Source document —
──────────────────────────────
'Rock' Music Round Up - Tearjerker's Faded and Froth's Duress

Musical genres die all the time.

Off the top of my head, punk, hip-hop, and rock ‘n roll have all been pronounced dead at different times throughout their respective existences—often the declaration comes from musicians working within the genres themselves.

None of those genres are ‘dead,’ but music itself, what we want out of music, and what we actually get out of music are all constantly changing and evolving throughout time.

I don’t listen to as much ‘guitar driven’ music as I once did—I think, at some point, I either became burned out on it, or a majority of it just ceased to be interesting to me. The ‘indie rock’ bubble more or less peaked somewhere around 2009 or 2010, and then burst shortly there after—I mean, there are times when I turn on the public radio station broadcasting out of the Twin Cities, and the music that I hear—it makes me understand what Thom Yorke meant when he uttered the line, “It buzzes like a fridge.”

But that doesn’t mean there isn’t compelling music being made within guitar driven genres now, it just means that it’s harder to find something worth your time—and most of the time, there are more compelling things happening that aren’t solely based around two guitars with a little bit of reverb on them, a fuzzy bass, and sharp sounding drums.


I was going to begin this portion of the review by saying that four years is a long time to wait between albums, but in going back and revisiting the piece I wrote in 2015 regarding the last full-length release from the hazy Canadian trio Tearjerker, I literally said the same thing—only then it was in reference to the time that had elapsed between their 2011 effort Rare, and its proper follow up, Stay Wild.
──────────────────────────────
Written request A — In the rows, swap "regression-line-path" for "trend-line-path" in the lines between the line holding "data-point xyxy=(476,312,486,322)" and the line holding "data-point xyxy=(389,164,399,174)", inclusive, leaving everything else as it is. Return only those lines.

Given entries —
──────────────────────────────
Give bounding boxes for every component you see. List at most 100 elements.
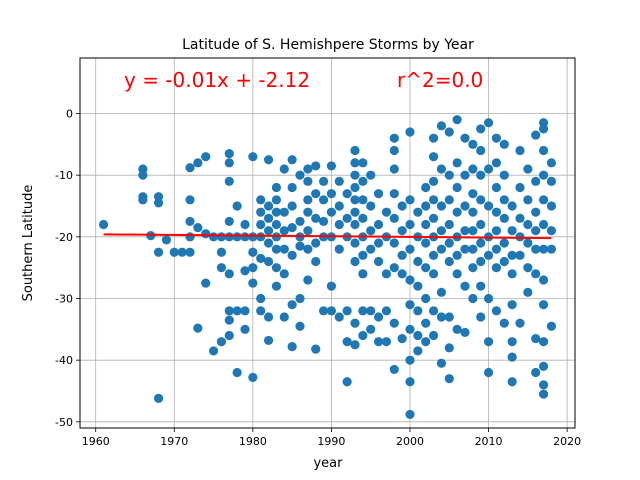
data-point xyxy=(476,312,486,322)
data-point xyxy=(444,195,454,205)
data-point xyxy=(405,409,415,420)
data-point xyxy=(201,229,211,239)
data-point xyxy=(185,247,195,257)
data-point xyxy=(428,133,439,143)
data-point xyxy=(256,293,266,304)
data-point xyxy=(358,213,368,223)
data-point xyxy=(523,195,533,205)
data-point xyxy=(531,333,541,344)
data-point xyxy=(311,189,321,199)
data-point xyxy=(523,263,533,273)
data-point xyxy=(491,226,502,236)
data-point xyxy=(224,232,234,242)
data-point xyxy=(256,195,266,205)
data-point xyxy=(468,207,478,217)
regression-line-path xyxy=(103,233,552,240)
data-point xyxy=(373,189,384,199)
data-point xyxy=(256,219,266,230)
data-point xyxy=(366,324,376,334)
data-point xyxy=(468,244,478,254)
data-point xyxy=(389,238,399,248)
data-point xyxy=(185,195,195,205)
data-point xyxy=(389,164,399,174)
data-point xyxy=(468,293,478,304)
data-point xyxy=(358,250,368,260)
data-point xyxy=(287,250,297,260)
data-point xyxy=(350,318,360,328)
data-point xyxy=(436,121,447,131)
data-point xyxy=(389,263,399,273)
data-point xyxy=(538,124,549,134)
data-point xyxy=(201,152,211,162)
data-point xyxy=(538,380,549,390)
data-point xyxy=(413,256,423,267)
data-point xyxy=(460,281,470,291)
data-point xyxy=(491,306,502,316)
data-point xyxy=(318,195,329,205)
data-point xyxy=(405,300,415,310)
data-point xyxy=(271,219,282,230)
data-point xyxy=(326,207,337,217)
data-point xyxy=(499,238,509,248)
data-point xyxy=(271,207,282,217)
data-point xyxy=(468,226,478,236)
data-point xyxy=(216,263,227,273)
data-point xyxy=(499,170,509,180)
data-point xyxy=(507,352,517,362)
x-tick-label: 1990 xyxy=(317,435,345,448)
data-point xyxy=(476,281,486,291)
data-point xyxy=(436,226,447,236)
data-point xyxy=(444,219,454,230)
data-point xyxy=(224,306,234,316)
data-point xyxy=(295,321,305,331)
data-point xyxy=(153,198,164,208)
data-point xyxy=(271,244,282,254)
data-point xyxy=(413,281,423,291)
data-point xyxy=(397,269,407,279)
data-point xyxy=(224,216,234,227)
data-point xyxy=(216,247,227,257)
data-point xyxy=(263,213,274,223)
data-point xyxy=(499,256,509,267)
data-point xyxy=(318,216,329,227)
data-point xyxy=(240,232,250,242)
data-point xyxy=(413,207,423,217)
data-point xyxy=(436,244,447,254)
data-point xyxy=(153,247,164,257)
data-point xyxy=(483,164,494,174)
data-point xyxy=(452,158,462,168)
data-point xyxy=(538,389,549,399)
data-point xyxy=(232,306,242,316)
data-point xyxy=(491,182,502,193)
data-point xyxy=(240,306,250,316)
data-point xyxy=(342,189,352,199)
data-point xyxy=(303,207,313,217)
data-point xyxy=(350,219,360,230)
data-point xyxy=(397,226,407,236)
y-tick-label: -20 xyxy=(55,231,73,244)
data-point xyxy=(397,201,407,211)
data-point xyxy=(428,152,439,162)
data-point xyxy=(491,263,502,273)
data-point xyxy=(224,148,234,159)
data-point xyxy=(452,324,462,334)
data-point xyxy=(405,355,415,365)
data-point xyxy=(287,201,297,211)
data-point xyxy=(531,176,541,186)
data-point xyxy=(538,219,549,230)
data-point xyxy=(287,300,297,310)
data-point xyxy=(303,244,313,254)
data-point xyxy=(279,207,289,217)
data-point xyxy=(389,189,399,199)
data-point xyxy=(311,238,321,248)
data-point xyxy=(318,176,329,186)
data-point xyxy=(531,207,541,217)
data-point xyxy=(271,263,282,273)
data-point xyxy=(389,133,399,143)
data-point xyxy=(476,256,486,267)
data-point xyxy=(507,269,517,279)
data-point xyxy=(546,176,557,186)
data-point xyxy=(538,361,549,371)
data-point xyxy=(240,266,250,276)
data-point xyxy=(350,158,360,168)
──────────────────────────────
Written request B — Set down the passage of the music review between "I was going" and "up, Stay Wild.", inclusive, word for word.

Expected answer A —
data-point xyxy=(476,312,486,322)
data-point xyxy=(444,195,454,205)
data-point xyxy=(405,409,415,420)
data-point xyxy=(201,229,211,239)
data-point xyxy=(185,247,195,257)
data-point xyxy=(428,133,439,143)
data-point xyxy=(256,293,266,304)
data-point xyxy=(358,213,368,223)
data-point xyxy=(523,195,533,205)
data-point xyxy=(531,333,541,344)
data-point xyxy=(311,189,321,199)
data-point xyxy=(523,263,533,273)
data-point xyxy=(491,226,502,236)
data-point xyxy=(224,232,234,242)
data-point xyxy=(256,195,266,205)
data-point xyxy=(468,207,478,217)
trend-line-path xyxy=(103,233,552,240)
data-point xyxy=(373,189,384,199)
data-point xyxy=(256,219,266,230)
data-point xyxy=(366,324,376,334)
data-point xyxy=(468,244,478,254)
data-point xyxy=(389,238,399,248)
data-point xyxy=(185,195,195,205)
data-point xyxy=(389,164,399,174)

Expected answer B —
I was going to begin this portion of the review by saying that four years is a long time to wait between albums, but in going back and revisiting the piece I wrote in 2015 regarding the last full-length release from the hazy Canadian trio Tearjerker, I literally said the same thing—only then it was in reference to the time that had elapsed between their 2011 effort Rare, and its proper follow up, Stay Wild.